Check each line of the material below, and copy it if it holds the string "icon".

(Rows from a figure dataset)
——

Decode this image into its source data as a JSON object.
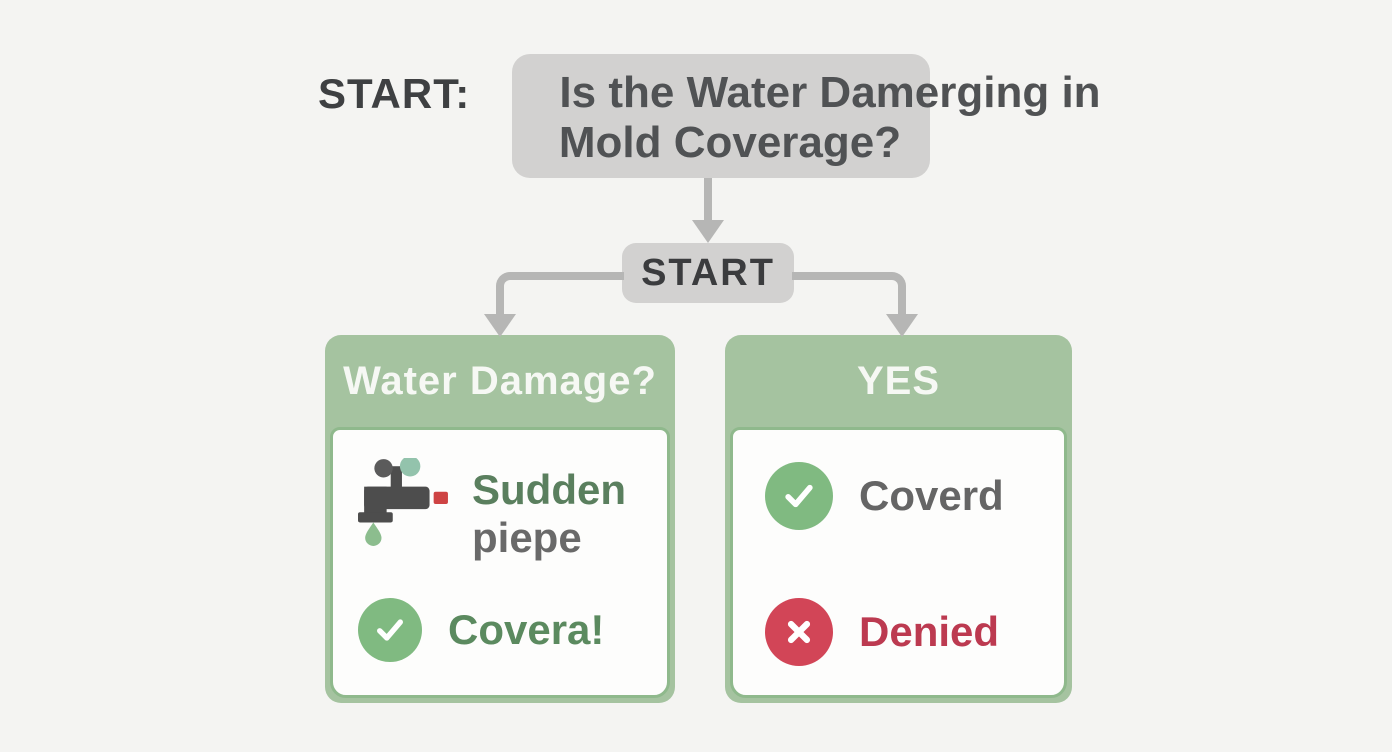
{
  "colors": {
    "background": "#f4f4f2",
    "node_gray": "#d2d1d0",
    "connector_gray": "#b6b6b5",
    "header_green": "#a5c3a0",
    "card_border_green": "#8fb98c",
    "check_green": "#80ba81",
    "deny_red": "#d24557",
    "denied_text_red": "#bc3a50",
    "sudden_text_green": "#5a7f5e",
    "body_text_gray": "#696969",
    "dark_text": "#3e4042"
  },
  "flowchart": {
    "start_label": "START:",
    "question_box": {
      "line1": "Is the Water Damerging in",
      "line2": "Mold Coverage?"
    },
    "start_node_label": "START",
    "left_card": {
      "header": "Water Damage?",
      "item1": {
        "icon": "faucet-icon",
        "line1": "Sudden",
        "line2": "piepe"
      },
      "item2": {
        "icon": "check-icon",
        "label": "Covera!"
      }
    },
    "right_card": {
      "header": "YES",
      "item1": {
        "icon": "check-icon",
        "label": "Coverd"
      },
      "item2": {
        "icon": "x-icon",
        "label": "Denied"
      }
    }
  }
}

——

Task solution:
        "icon": "faucet-icon",
        "icon": "check-icon",
        "icon": "check-icon",
        "icon": "x-icon",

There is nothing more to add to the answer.